Show every line that has the string "this" in it.

→ Recorded data
============

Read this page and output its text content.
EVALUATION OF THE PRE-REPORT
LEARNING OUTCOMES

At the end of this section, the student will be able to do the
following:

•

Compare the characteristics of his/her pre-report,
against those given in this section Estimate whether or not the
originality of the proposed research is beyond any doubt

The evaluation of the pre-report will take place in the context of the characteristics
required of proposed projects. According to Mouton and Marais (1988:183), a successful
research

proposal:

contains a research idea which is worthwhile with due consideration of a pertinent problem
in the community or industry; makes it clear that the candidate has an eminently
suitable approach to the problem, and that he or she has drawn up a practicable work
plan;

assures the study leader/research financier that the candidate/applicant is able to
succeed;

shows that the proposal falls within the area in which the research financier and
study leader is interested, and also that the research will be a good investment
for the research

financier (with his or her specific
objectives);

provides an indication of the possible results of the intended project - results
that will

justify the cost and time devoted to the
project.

============

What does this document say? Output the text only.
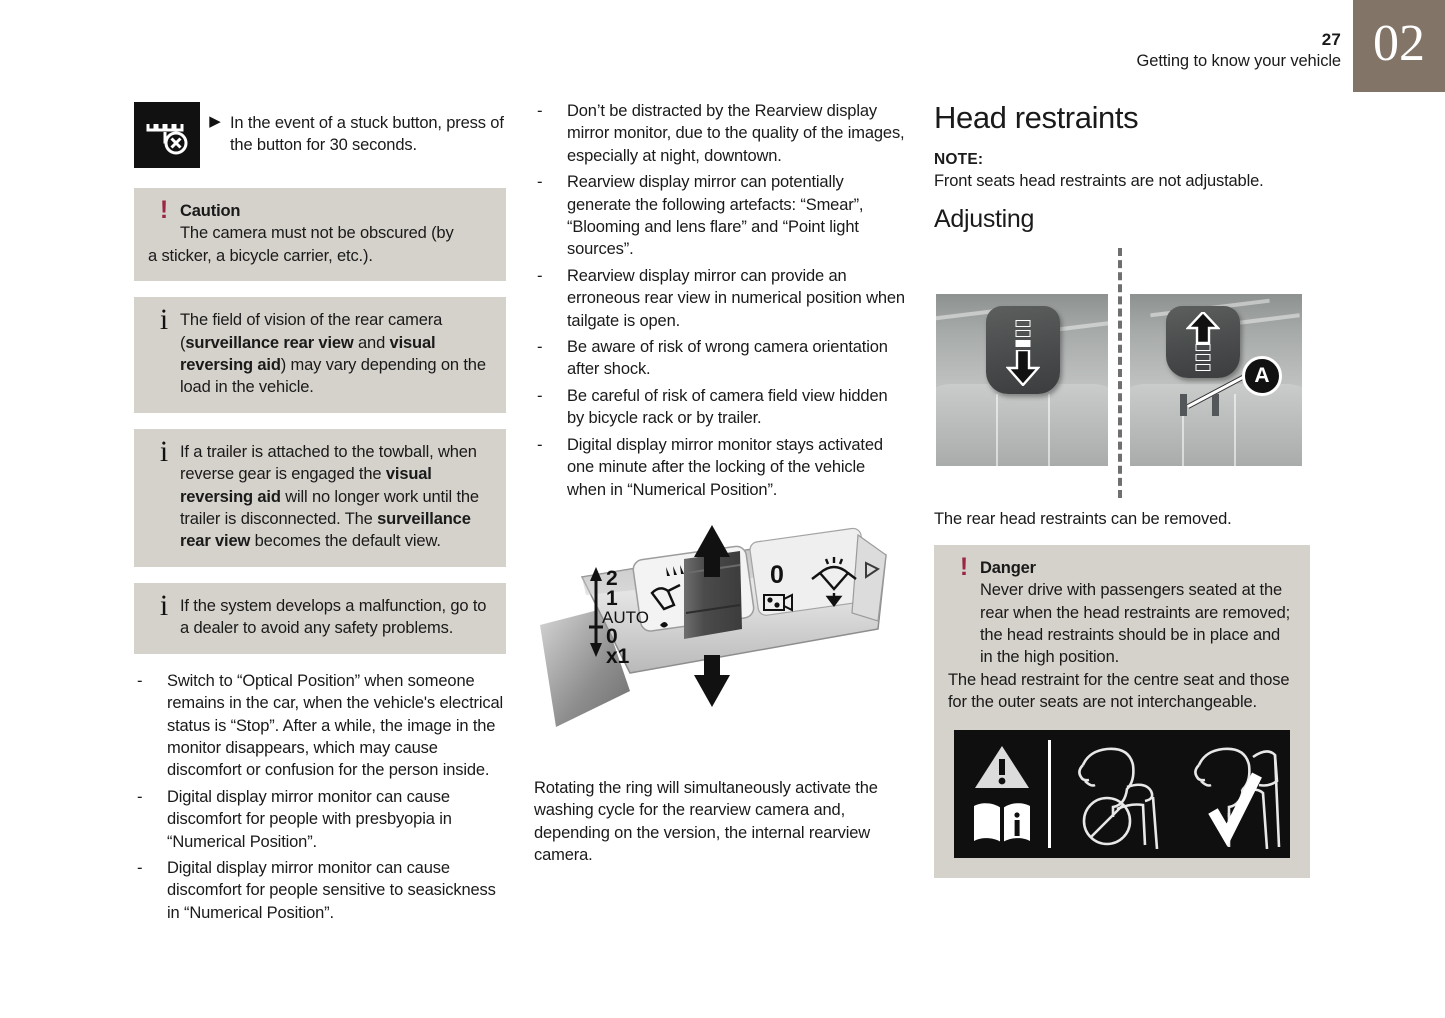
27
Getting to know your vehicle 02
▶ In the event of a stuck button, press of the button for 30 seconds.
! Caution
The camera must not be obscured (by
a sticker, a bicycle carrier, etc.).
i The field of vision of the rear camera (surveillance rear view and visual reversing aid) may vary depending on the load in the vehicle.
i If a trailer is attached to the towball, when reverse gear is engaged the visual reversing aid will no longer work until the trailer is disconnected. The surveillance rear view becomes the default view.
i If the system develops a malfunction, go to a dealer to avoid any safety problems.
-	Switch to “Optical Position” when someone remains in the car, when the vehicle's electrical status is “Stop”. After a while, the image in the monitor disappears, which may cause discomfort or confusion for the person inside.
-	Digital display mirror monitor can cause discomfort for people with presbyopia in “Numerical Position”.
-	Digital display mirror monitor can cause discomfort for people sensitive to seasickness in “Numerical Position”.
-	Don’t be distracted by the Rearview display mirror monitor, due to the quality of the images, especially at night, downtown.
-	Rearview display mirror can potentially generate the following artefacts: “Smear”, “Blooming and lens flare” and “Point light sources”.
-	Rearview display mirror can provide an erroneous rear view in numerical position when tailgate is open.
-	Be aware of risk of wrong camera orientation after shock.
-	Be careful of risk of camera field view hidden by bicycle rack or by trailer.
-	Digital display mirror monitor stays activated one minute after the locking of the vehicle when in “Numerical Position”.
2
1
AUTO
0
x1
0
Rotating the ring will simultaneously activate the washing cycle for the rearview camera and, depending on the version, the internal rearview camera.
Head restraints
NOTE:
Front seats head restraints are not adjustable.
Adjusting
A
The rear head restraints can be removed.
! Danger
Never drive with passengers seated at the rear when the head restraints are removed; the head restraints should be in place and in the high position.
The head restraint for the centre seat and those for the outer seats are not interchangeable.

============

→ Exercise result
Read this page and output its text content.
At the end of this section, the student will be able to do the
against those given in this section Estimate whether or not the
What does this document say? Output the text only.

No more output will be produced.